Give every line of the material again, exactly as written.
═══ Extracted records ═══
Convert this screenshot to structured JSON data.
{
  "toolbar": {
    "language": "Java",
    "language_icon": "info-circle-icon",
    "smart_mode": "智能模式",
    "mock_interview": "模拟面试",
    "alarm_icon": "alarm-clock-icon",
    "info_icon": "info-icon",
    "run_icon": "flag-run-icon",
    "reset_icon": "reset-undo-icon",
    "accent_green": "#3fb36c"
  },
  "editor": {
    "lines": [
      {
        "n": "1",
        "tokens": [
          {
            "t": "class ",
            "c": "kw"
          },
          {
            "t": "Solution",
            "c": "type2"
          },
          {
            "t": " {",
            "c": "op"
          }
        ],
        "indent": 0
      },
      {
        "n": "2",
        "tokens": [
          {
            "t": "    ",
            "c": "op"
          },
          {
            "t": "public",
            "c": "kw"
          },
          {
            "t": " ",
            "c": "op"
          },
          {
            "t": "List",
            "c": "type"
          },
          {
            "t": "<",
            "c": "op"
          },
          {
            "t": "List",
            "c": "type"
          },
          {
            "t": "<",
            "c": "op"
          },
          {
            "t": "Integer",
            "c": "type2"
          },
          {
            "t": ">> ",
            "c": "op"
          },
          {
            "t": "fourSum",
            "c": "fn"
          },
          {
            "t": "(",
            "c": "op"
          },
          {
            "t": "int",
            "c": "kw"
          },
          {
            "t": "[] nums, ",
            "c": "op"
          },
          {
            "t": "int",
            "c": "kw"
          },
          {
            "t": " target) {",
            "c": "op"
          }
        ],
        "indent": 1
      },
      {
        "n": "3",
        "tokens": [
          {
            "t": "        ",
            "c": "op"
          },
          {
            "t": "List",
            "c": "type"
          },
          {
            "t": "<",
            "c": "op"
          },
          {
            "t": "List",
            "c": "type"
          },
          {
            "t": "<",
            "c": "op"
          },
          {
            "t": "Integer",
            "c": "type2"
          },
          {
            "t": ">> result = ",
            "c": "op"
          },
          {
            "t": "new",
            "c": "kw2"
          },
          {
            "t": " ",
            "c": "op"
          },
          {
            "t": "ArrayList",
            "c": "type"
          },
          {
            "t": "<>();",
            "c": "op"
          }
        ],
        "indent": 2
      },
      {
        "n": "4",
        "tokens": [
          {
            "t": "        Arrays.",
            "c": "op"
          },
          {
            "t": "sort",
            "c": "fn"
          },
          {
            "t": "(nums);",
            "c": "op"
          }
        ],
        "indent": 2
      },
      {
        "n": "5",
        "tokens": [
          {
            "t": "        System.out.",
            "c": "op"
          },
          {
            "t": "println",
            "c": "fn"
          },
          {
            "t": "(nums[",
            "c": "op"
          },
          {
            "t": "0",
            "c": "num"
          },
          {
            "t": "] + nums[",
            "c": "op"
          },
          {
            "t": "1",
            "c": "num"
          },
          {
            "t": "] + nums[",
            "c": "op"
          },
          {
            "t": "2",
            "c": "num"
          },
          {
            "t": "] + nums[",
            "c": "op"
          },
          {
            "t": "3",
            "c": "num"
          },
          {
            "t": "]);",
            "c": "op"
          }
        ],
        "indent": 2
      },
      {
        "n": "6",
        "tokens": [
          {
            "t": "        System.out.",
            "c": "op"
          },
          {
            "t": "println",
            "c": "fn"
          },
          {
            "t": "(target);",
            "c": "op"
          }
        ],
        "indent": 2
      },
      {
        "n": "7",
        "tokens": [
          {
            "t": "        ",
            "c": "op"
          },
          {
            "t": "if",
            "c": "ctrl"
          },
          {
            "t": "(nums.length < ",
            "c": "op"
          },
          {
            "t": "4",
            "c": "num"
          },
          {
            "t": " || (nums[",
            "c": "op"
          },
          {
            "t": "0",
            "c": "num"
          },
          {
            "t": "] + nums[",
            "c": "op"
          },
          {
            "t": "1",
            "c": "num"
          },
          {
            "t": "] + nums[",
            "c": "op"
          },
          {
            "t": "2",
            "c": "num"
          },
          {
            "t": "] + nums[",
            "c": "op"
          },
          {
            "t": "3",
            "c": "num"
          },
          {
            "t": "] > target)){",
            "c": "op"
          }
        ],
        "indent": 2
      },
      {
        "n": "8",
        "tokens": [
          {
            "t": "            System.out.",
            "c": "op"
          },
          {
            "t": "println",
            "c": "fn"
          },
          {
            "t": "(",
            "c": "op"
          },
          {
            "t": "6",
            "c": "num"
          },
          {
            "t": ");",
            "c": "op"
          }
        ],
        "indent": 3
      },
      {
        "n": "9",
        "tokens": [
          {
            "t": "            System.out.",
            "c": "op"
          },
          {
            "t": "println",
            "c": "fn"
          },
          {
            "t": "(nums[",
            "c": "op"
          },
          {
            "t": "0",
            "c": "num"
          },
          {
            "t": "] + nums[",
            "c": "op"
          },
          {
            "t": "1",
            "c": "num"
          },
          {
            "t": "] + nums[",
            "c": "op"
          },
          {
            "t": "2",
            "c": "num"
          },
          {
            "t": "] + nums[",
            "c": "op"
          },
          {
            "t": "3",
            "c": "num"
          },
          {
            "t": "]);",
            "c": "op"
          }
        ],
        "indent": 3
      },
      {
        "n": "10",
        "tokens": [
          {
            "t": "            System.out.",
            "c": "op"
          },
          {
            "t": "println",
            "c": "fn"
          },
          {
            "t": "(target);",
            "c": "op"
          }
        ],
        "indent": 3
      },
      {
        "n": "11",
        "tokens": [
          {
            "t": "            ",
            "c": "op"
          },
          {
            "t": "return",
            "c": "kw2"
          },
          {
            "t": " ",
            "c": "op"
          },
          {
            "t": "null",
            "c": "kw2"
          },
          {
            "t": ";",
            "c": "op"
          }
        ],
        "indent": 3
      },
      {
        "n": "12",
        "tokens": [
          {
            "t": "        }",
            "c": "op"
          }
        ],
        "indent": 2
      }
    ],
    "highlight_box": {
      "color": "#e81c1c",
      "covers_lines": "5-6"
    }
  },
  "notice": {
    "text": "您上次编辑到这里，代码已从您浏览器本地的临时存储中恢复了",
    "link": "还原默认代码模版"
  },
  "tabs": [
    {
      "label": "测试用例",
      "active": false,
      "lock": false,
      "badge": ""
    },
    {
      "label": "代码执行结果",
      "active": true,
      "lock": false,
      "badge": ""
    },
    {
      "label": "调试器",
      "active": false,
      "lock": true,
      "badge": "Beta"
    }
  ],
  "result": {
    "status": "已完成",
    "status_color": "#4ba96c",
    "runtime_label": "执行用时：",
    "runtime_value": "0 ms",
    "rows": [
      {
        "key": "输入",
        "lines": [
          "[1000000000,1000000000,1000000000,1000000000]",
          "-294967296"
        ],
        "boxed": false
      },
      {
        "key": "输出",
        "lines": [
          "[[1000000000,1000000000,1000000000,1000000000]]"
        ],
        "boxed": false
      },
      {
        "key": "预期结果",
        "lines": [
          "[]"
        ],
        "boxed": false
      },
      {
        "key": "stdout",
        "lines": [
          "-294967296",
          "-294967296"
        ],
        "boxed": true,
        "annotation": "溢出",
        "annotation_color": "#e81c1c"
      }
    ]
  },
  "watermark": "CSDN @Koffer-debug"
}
═══
▸ Reply to the exercise:
Convert this screenshot to structured JSON data.
{
  "toolbar": {
    "language": "Java",
    "language_icon": "info-circle-icon",
    "smart_mode": "智能模式",
    "mock_interview": "模拟面试",
    "alarm_icon": "alarm-clock-icon",
    "info_icon": "info-icon",
    "run_icon": "flag-run-icon",
    "reset_icon": "reset-undo-icon",
    "accent_green": "#3fb36c"
  },
  "editor": {
    "lines": [
      {
        "n": "1",
        "tokens": [
          {
            "t": "class ",
            "c": "kw"
          },
          {
            "t": "Solution",
            "c": "type2"
          },
          {
            "t": " {",
            "c": "op"
          }
        ],
        "indent": 0
      },
      {
        "n": "2",
        "tokens": [
          {
            "t": "    ",
            "c": "op"
          },
          {
            "t": "public",
            "c": "kw"
          },
          {
            "t": " ",
            "c": "op"
          },
          {
            "t": "List",
            "c": "type"
          },
          {
            "t": "<",
            "c": "op"
          },
          {
            "t": "List",
            "c": "type"
          },
          {
            "t": "<",
            "c": "op"
          },
          {
            "t": "Integer",
            "c": "type2"
          },
          {
            "t": ">> ",
            "c": "op"
          },
          {
            "t": "fourSum",
            "c": "fn"
          },
          {
            "t": "(",
            "c": "op"
          },
          {
            "t": "int",
            "c": "kw"
          },
          {
            "t": "[] nums, ",
            "c": "op"
          },
          {
            "t": "int",
            "c": "kw"
          },
          {
            "t": " target) {",
            "c": "op"
          }
        ],
        "indent": 1
      },
      {
        "n": "3",
        "tokens": [
          {
            "t": "        ",
            "c": "op"
          },
          {
            "t": "List",
            "c": "type"
          },
          {
            "t": "<",
            "c": "op"
          },
          {
            "t": "List",
            "c": "type"
          },
          {
            "t": "<",
            "c": "op"
          },
          {
            "t": "Integer",
            "c": "type2"
          },
          {
            "t": ">> result = ",
            "c": "op"
          },
          {
            "t": "new",
            "c": "kw2"
          },
          {
            "t": " ",
            "c": "op"
          },
          {
            "t": "ArrayList",
            "c": "type"
          },
          {
            "t": "<>();",
            "c": "op"
          }
        ],
        "indent": 2
      },
      {
        "n": "4",
        "tokens": [
          {
            "t": "        Arrays.",
            "c": "op"
          },
          {
            "t": "sort",
            "c": "fn"
          },
          {
            "t": "(nums);",
            "c": "op"
          }
        ],
        "indent": 2
      },
      {
        "n": "5",
        "tokens": [
          {
            "t": "        System.out.",
            "c": "op"
          },
          {
            "t": "println",
            "c": "fn"
          },
          {
            "t": "(nums[",
            "c": "op"
          },
          {
            "t": "0",
            "c": "num"
          },
          {
            "t": "] + nums[",
            "c": "op"
          },
          {
            "t": "1",
            "c": "num"
          },
          {
            "t": "] + nums[",
            "c": "op"
          },
          {
            "t": "2",
            "c": "num"
          },
          {
            "t": "] + nums[",
            "c": "op"
          },
          {
            "t": "3",
            "c": "num"
          },
          {
            "t": "]);",
            "c": "op"
          }
        ],
        "indent": 2
      },
      {
        "n": "6",
        "tokens": [
          {
            "t": "        System.out.",
            "c": "op"
          },
          {
            "t": "println",
            "c": "fn"
          },
          {
            "t": "(target);",
            "c": "op"
          }
        ],
        "indent": 2
      },
      {
        "n": "7",
        "tokens": [
          {
            "t": "        ",
            "c": "op"
          },
          {
            "t": "if",
            "c": "ctrl"
          },
          {
            "t": "(nums.length < ",
            "c": "op"
          },
          {
            "t": "4",
            "c": "num"
          },
          {
            "t": " || (nums[",
            "c": "op"
          },
          {
            "t": "0",
            "c": "num"
          },
          {
            "t": "] + nums[",
            "c": "op"
          },
          {
            "t": "1",
            "c": "num"
          },
          {
            "t": "] + nums[",
            "c": "op"
          },
          {
            "t": "2",
            "c": "num"
          },
          {
            "t": "] + nums[",
            "c": "op"
          },
          {
            "t": "3",
            "c": "num"
          },
          {
            "t": "] > target)){",
            "c": "op"
          }
        ],
        "indent": 2
      },
      {
        "n": "8",
        "tokens": [
          {
            "t": "            System.out.",
            "c": "op"
          },
          {
            "t": "println",
            "c": "fn"
          },
          {
            "t": "(",
            "c": "op"
          },
          {
            "t": "6",
            "c": "num"
          },
          {
            "t": ");",
            "c": "op"
          }
        ],
        "indent": 3
      },
      {
        "n": "9",
        "tokens": [
          {
            "t": "            System.out.",
            "c": "op"
          },
          {
            "t": "println",
            "c": "fn"
          },
          {
            "t": "(nums[",
            "c": "op"
          },
          {
            "t": "0",
            "c": "num"
          },
          {
            "t": "] + nums[",
            "c": "op"
          },
          {
            "t": "1",
            "c": "num"
          },
          {
            "t": "] + nums[",
            "c": "op"
          },
          {
            "t": "2",
            "c": "num"
          },
          {
            "t": "] + nums[",
            "c": "op"
          },
          {
            "t": "3",
            "c": "num"
          },
          {
            "t": "]);",
            "c": "op"
          }
        ],
        "indent": 3
      },
      {
        "n": "10",
        "tokens": [
          {
            "t": "            System.out.",
            "c": "op"
          },
          {
            "t": "println",
            "c": "fn"
          },
          {
            "t": "(target);",
            "c": "op"
          }
        ],
        "indent": 3
      },
      {
        "n": "11",
        "tokens": [
          {
            "t": "            ",
            "c": "op"
          },
          {
            "t": "return",
            "c": "kw2"
          },
          {
            "t": " ",
            "c": "op"
          },
          {
            "t": "null",
            "c": "kw2"
          },
          {
            "t": ";",
            "c": "op"
          }
        ],
        "indent": 3
      },
      {
        "n": "12",
        "tokens": [
          {
            "t": "        }",
            "c": "op"
          }
        ],
        "indent": 2
      }
    ],
    "highlight_box": {
      "color": "#e81c1c",
      "covers_lines": "5-6"
    }
  },
  "notice": {
    "text": "您上次编辑到这里，代码已从您浏览器本地的临时存储中恢复了",
    "link": "还原默认代码模版"
  },
  "tabs": [
    {
      "label": "测试用例",
      "active": false,
      "lock": false,
      "badge": ""
    },
    {
      "label": "代码执行结果",
      "active": true,
      "lock": false,
      "badge": ""
    },
    {
      "label": "调试器",
      "active": false,
      "lock": true,
      "badge": "Beta"
    }
  ],
  "result": {
    "status": "已完成",
    "status_color": "#4ba96c",
    "runtime_label": "执行用时：",
    "runtime_value": "0 ms",
    "rows": [
      {
        "key": "输入",
        "lines": [
          "[1000000000,1000000000,1000000000,1000000000]",
          "-294967296"
        ],
        "boxed": false
      },
      {
        "key": "输出",
        "lines": [
          "[[1000000000,1000000000,1000000000,1000000000]]"
        ],
        "boxed": false
      },
      {
        "key": "预期结果",
        "lines": [
          "[]"
        ],
        "boxed": false
      },
      {
        "key": "stdout",
        "lines": [
          "-294967296",
          "-294967296"
        ],
        "boxed": true,
        "annotation": "溢出",
        "annotation_color": "#e81c1c"
      }
    ]
  },
  "watermark": "CSDN @Koffer-debug"
}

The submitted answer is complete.